[start]

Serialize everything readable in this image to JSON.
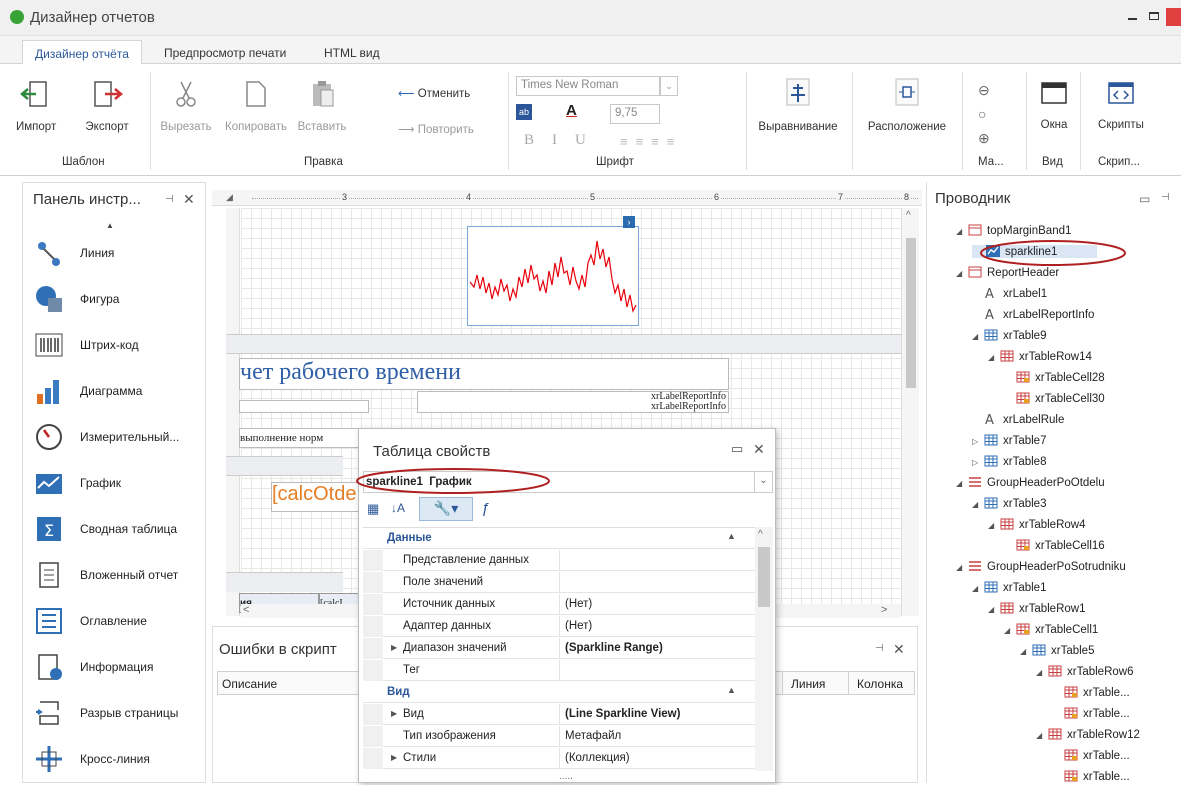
{
  "app": {
    "title": "Дизайнер отчетов"
  },
  "tabs": [
    "Дизайнер отчёта",
    "Предпросмотр печати",
    "HTML вид"
  ],
  "ribbon": {
    "template": {
      "import": "Импорт",
      "export": "Экспорт",
      "group": "Шаблон"
    },
    "edit": {
      "cut": "Вырезать",
      "copy": "Копировать",
      "paste": "Вставить",
      "undo": "Отменить",
      "redo": "Повторить",
      "group": "Правка"
    },
    "font": {
      "family": "Times New Roman",
      "size": "9,75",
      "group": "Шрифт"
    },
    "align": {
      "label": "Выравнивание"
    },
    "layout": {
      "label": "Расположение"
    },
    "zoom": {
      "group": "Ма..."
    },
    "view": {
      "windows": "Окна",
      "group": "Вид"
    },
    "scripts": {
      "label": "Скрипты",
      "group": "Скрип..."
    }
  },
  "toolbox": {
    "title": "Панель инстр...",
    "items": [
      "Линия",
      "Фигура",
      "Штрих-код",
      "Диаграмма",
      "Измерительный...",
      "График",
      "Сводная таблица",
      "Вложенный отчет",
      "Оглавление",
      "Информация",
      "Разрыв страницы",
      "Кросс-линия"
    ]
  },
  "ruler": {
    "marks": [
      "3",
      "4",
      "5",
      "6",
      "7",
      "8"
    ]
  },
  "canvas": {
    "report_title": "чет рабочего времени",
    "label_report_info_1": "xrLabelReportInfo",
    "label_report_info_2": "xrLabelReportInfo",
    "norm_text": "выполнение норм",
    "calc_field": "[calcOtde",
    "cell_a": "ия",
    "cell_b": "[calcI"
  },
  "errors_panel": {
    "title": "Ошибки в скрипт",
    "cols": [
      "Описание",
      "Линия",
      "Колонка"
    ]
  },
  "properties": {
    "title": "Таблица свойств",
    "selected": "sparkline1  График",
    "categories": [
      {
        "name": "Данные",
        "rows": [
          {
            "name": "Представление данных",
            "value": ""
          },
          {
            "name": "Поле значений",
            "value": ""
          },
          {
            "name": "Источник данных",
            "value": "(Нет)"
          },
          {
            "name": "Адаптер данных",
            "value": "(Нет)"
          },
          {
            "name": "Диапазон значений",
            "value": "(Sparkline Range)"
          },
          {
            "name": "Тег",
            "value": ""
          }
        ]
      },
      {
        "name": "Вид",
        "rows": [
          {
            "name": "Вид",
            "value": "(Line Sparkline View)"
          },
          {
            "name": "Тип изображения",
            "value": "Метафайл"
          },
          {
            "name": "Стили",
            "value": "(Коллекция)"
          }
        ]
      }
    ],
    "ellipsis": "....."
  },
  "explorer": {
    "title": "Проводник",
    "items": [
      {
        "label": "topMarginBand1",
        "icon": "band"
      },
      {
        "label": "sparkline1",
        "icon": "sparkline"
      },
      {
        "label": "ReportHeader",
        "icon": "band"
      },
      {
        "label": "xrLabel1",
        "icon": "label"
      },
      {
        "label": "xrLabelReportInfo",
        "icon": "label"
      },
      {
        "label": "xrTable9",
        "icon": "table"
      },
      {
        "label": "xrTableRow14",
        "icon": "row"
      },
      {
        "label": "xrTableCell28",
        "icon": "cell"
      },
      {
        "label": "xrTableCell30",
        "icon": "cell"
      },
      {
        "label": "xrLabelRule",
        "icon": "label"
      },
      {
        "label": "xrTable7",
        "icon": "table"
      },
      {
        "label": "xrTable8",
        "icon": "table"
      },
      {
        "label": "GroupHeaderPoOtdelu",
        "icon": "group"
      },
      {
        "label": "xrTable3",
        "icon": "table"
      },
      {
        "label": "xrTableRow4",
        "icon": "row"
      },
      {
        "label": "xrTableCell16",
        "icon": "cell"
      },
      {
        "label": "GroupHeaderPoSotrudniku",
        "icon": "group"
      },
      {
        "label": "xrTable1",
        "icon": "table"
      },
      {
        "label": "xrTableRow1",
        "icon": "row"
      },
      {
        "label": "xrTableCell1",
        "icon": "cell"
      },
      {
        "label": "xrTable5",
        "icon": "table"
      },
      {
        "label": "xrTableRow6",
        "icon": "row"
      },
      {
        "label": "xrTable...",
        "icon": "cell"
      },
      {
        "label": "xrTable...",
        "icon": "cell"
      },
      {
        "label": "xrTableRow12",
        "icon": "row"
      },
      {
        "label": "xrTable...",
        "icon": "cell"
      },
      {
        "label": "xrTable...",
        "icon": "cell"
      }
    ]
  },
  "colors": {
    "accent": "#2b579a",
    "highlight": "#c00000",
    "sparkline": "#e8000b"
  }
}
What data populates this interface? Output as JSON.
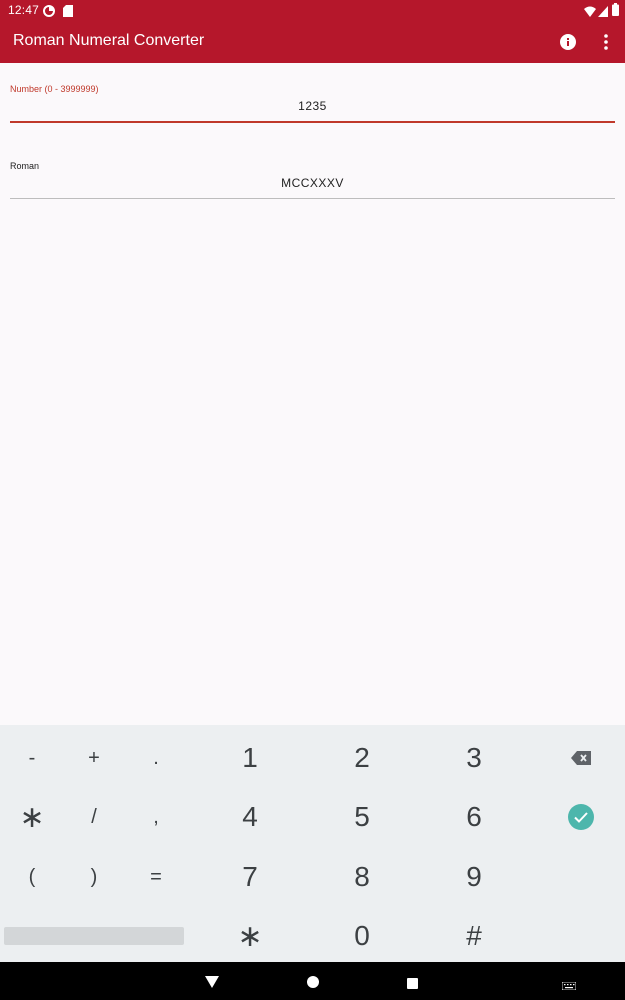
{
  "status_bar": {
    "time": "12:47",
    "icons": [
      "data-saver-icon",
      "sd-card-icon",
      "wifi-icon",
      "signal-icon",
      "battery-icon"
    ]
  },
  "app_bar": {
    "title": "Roman Numeral Converter",
    "icons": [
      "info-icon",
      "more-vert-icon"
    ],
    "background": "#b5172b"
  },
  "fields": {
    "number": {
      "label": "Number (0 - 3999999)",
      "value": "1235",
      "accent": "#c0392b"
    },
    "roman": {
      "label": "Roman",
      "value": "MCCXXXV"
    }
  },
  "keyboard": {
    "rows": [
      [
        "-",
        "+",
        ".",
        "1",
        "2",
        "3",
        "backspace"
      ],
      [
        "∗",
        "/",
        ",",
        "4",
        "5",
        "6",
        "done"
      ],
      [
        "(",
        ")",
        "=",
        "7",
        "8",
        "9"
      ],
      [
        "space",
        "∗",
        "0",
        "#"
      ]
    ],
    "done_color": "#4db6ac",
    "icons": [
      "backspace-icon",
      "check-circle-icon"
    ]
  },
  "nav_bar": {
    "icons": [
      "back-icon",
      "home-icon",
      "recents-icon",
      "keyboard-switch-icon"
    ]
  }
}
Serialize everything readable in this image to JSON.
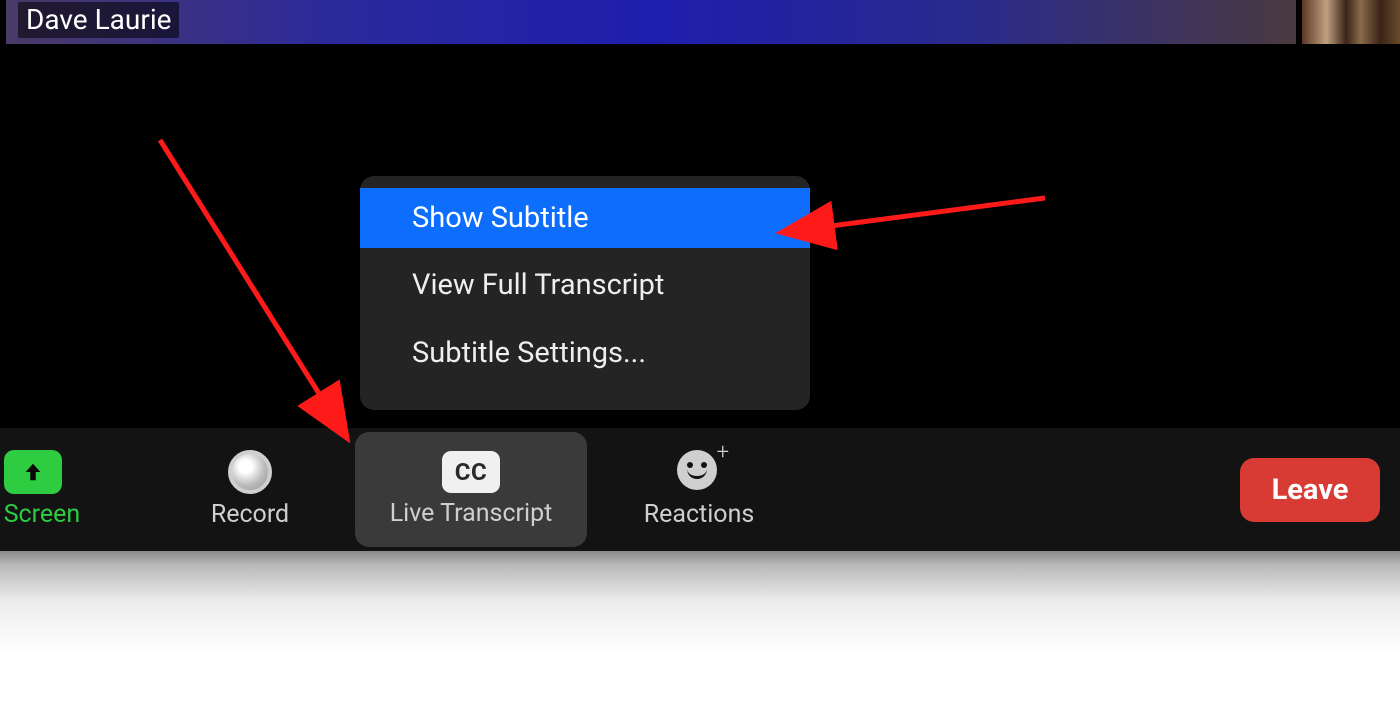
{
  "participant": {
    "name": "Dave Laurie"
  },
  "popup": {
    "items": [
      {
        "label": "Show Subtitle",
        "highlighted": true
      },
      {
        "label": "View Full Transcript",
        "highlighted": false
      },
      {
        "label": "Subtitle Settings...",
        "highlighted": false
      }
    ]
  },
  "toolbar": {
    "share_label": "re Screen",
    "record_label": "Record",
    "cc_badge": "CC",
    "live_transcript_label": "Live Transcript",
    "reactions_label": "Reactions",
    "leave_label": "Leave"
  }
}
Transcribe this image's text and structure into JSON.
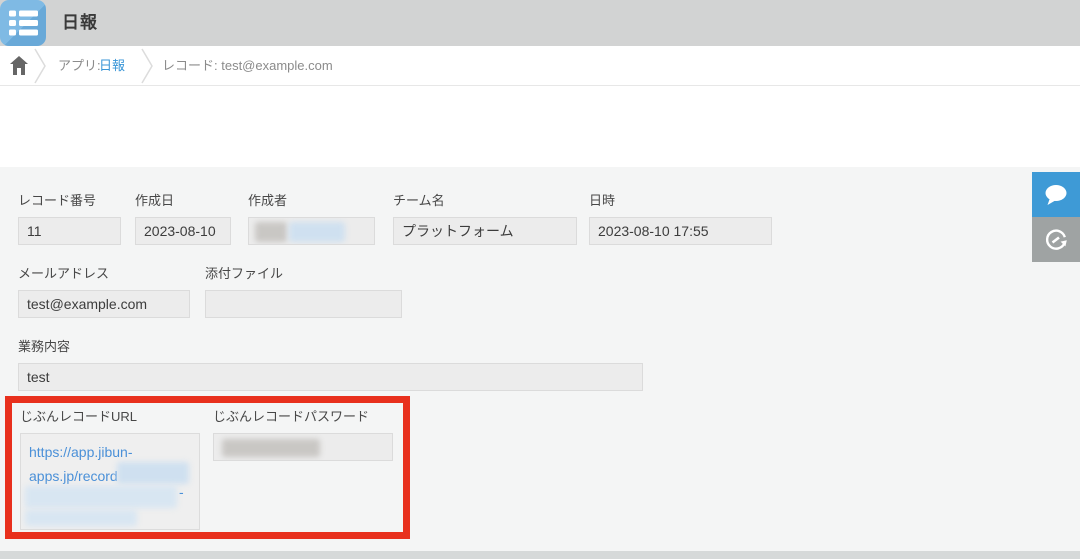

[end]

> EXERCISE OBJECTIVE
Omit every picture, and otherwise quote the entries exactly.

> TASK RESULT
Serialize everything readable in this image to JSON.
{
  "app": {
    "title": "Дизайнер отчетов"
  },
  "tabs": [
    "Дизайнер отчёта",
    "Предпросмотр печати",
    "HTML вид"
  ],
  "ribbon": {
    "template": {
      "import": "Импорт",
      "export": "Экспорт",
      "group": "Шаблон"
    },
    "edit": {
      "cut": "Вырезать",
      "copy": "Копировать",
      "paste": "Вставить",
      "undo": "Отменить",
      "redo": "Повторить",
      "group": "Правка"
    },
    "font": {
      "family": "Times New Roman",
      "size": "9,75",
      "group": "Шрифт"
    },
    "align": {
      "label": "Выравнивание"
    },
    "layout": {
      "label": "Расположение"
    },
    "zoom": {
      "group": "Ма..."
    },
    "view": {
      "windows": "Окна",
      "group": "Вид"
    },
    "scripts": {
      "label": "Скрипты",
      "group": "Скрип..."
    }
  },
  "toolbox": {
    "title": "Панель инстр...",
    "items": [
      "Линия",
      "Фигура",
      "Штрих-код",
      "Диаграмма",
      "Измерительный...",
      "График",
      "Сводная таблица",
      "Вложенный отчет",
      "Оглавление",
      "Информация",
      "Разрыв страницы",
      "Кросс-линия"
    ]
  },
  "ruler": {
    "marks": [
      "3",
      "4",
      "5",
      "6",
      "7",
      "8"
    ]
  },
  "canvas": {
    "report_title": "чет рабочего времени",
    "label_report_info_1": "xrLabelReportInfo",
    "label_report_info_2": "xrLabelReportInfo",
    "norm_text": "выполнение норм",
    "calc_field": "[calcOtde",
    "cell_a": "ия",
    "cell_b": "[calcI"
  },
  "errors_panel": {
    "title": "Ошибки в скрипт",
    "cols": [
      "Описание",
      "Линия",
      "Колонка"
    ]
  },
  "properties": {
    "title": "Таблица свойств",
    "selected": "sparkline1  График",
    "categories": [
      {
        "name": "Данные",
        "rows": [
          {
            "name": "Представление данных",
            "value": ""
          },
          {
            "name": "Поле значений",
            "value": ""
          },
          {
            "name": "Источник данных",
            "value": "(Нет)"
          },
          {
            "name": "Адаптер данных",
            "value": "(Нет)"
          },
          {
            "name": "Диапазон значений",
            "value": "(Sparkline Range)"
          },
          {
            "name": "Тег",
            "value": ""
          }
        ]
      },
      {
        "name": "Вид",
        "rows": [
          {
            "name": "Вид",
            "value": "(Line Sparkline View)"
          },
          {
            "name": "Тип изображения",
            "value": "Метафайл"
          },
          {
            "name": "Стили",
            "value": "(Коллекция)"
          }
        ]
      }
    ],
    "ellipsis": "....."
  },
  "explorer": {
    "title": "Проводник",
    "items": [
      {
        "label": "topMarginBand1",
        "icon": "band"
      },
      {
        "label": "sparkline1",
        "icon": "sparkline"
      },
      {
        "label": "ReportHeader",
        "icon": "band"
      },
      {
        "label": "xrLabel1",
        "icon": "label"
      },
      {
        "label": "xrLabelReportInfo",
        "icon": "label"
      },
      {
        "label": "xrTable9",
        "icon": "table"
      },
      {
        "label": "xrTableRow14",
        "icon": "row"
      },
      {
        "label": "xrTableCell28",
        "icon": "cell"
      },
      {
        "label": "xrTableCell30",
        "icon": "cell"
      },
      {
        "label": "xrLabelRule",
        "icon": "label"
      },
      {
        "label": "xrTable7",
        "icon": "table"
      },
      {
        "label": "xrTable8",
        "icon": "table"
      },
      {
        "label": "GroupHeaderPoOtdelu",
        "icon": "group"
      },
      {
        "label": "xrTable3",
        "icon": "table"
      },
      {
        "label": "xrTableRow4",
        "icon": "row"
      },
      {
        "label": "xrTableCell16",
        "icon": "cell"
      },
      {
        "label": "GroupHeaderPoSotrudniku",
        "icon": "group"
      },
      {
        "label": "xrTable1",
        "icon": "table"
      },
      {
        "label": "xrTableRow1",
        "icon": "row"
      },
      {
        "label": "xrTableCell1",
        "icon": "cell"
      },
      {
        "label": "xrTable5",
        "icon": "table"
      },
      {
        "label": "xrTableRow6",
        "icon": "row"
      },
      {
        "label": "xrTable...",
        "icon": "cell"
      },
      {
        "label": "xrTable...",
        "icon": "cell"
      },
      {
        "label": "xrTableRow12",
        "icon": "row"
      },
      {
        "label": "xrTable...",
        "icon": "cell"
      },
      {
        "label": "xrTable...",
        "icon": "cell"
      }
    ]
  },
  "colors": {
    "accent": "#2b579a",
    "highlight": "#c00000",
    "sparkline": "#e8000b"
  }
}
What data populates this interface? Output as JSON.
{
  "status_bar": {
    "time": "12:47",
    "icons": [
      "data-saver-icon",
      "sd-card-icon",
      "wifi-icon",
      "signal-icon",
      "battery-icon"
    ]
  },
  "app_bar": {
    "title": "Roman Numeral Converter",
    "icons": [
      "info-icon",
      "more-vert-icon"
    ],
    "background": "#b5172b"
  },
  "fields": {
    "number": {
      "label": "Number (0 - 3999999)",
      "value": "1235",
      "accent": "#c0392b"
    },
    "roman": {
      "label": "Roman",
      "value": "MCCXXXV"
    }
  },
  "keyboard": {
    "rows": [
      [
        "-",
        "+",
        ".",
        "1",
        "2",
        "3",
        "backspace"
      ],
      [
        "∗",
        "/",
        ",",
        "4",
        "5",
        "6",
        "done"
      ],
      [
        "(",
        ")",
        "=",
        "7",
        "8",
        "9"
      ],
      [
        "space",
        "∗",
        "0",
        "#"
      ]
    ],
    "done_color": "#4db6ac",
    "icons": [
      "backspace-icon",
      "check-circle-icon"
    ]
  },
  "nav_bar": {
    "icons": [
      "back-icon",
      "home-icon",
      "recents-icon",
      "keyboard-switch-icon"
    ]
  }
}
Serialize everything readable in this image to JSON.
{
  "participant": {
    "name": "Dave Laurie"
  },
  "popup": {
    "items": [
      {
        "label": "Show Subtitle",
        "highlighted": true
      },
      {
        "label": "View Full Transcript",
        "highlighted": false
      },
      {
        "label": "Subtitle Settings...",
        "highlighted": false
      }
    ]
  },
  "toolbar": {
    "share_label": "re Screen",
    "record_label": "Record",
    "cc_badge": "CC",
    "live_transcript_label": "Live Transcript",
    "reactions_label": "Reactions",
    "leave_label": "Leave"
  }
}
Transcribe this image's text and structure into JSON.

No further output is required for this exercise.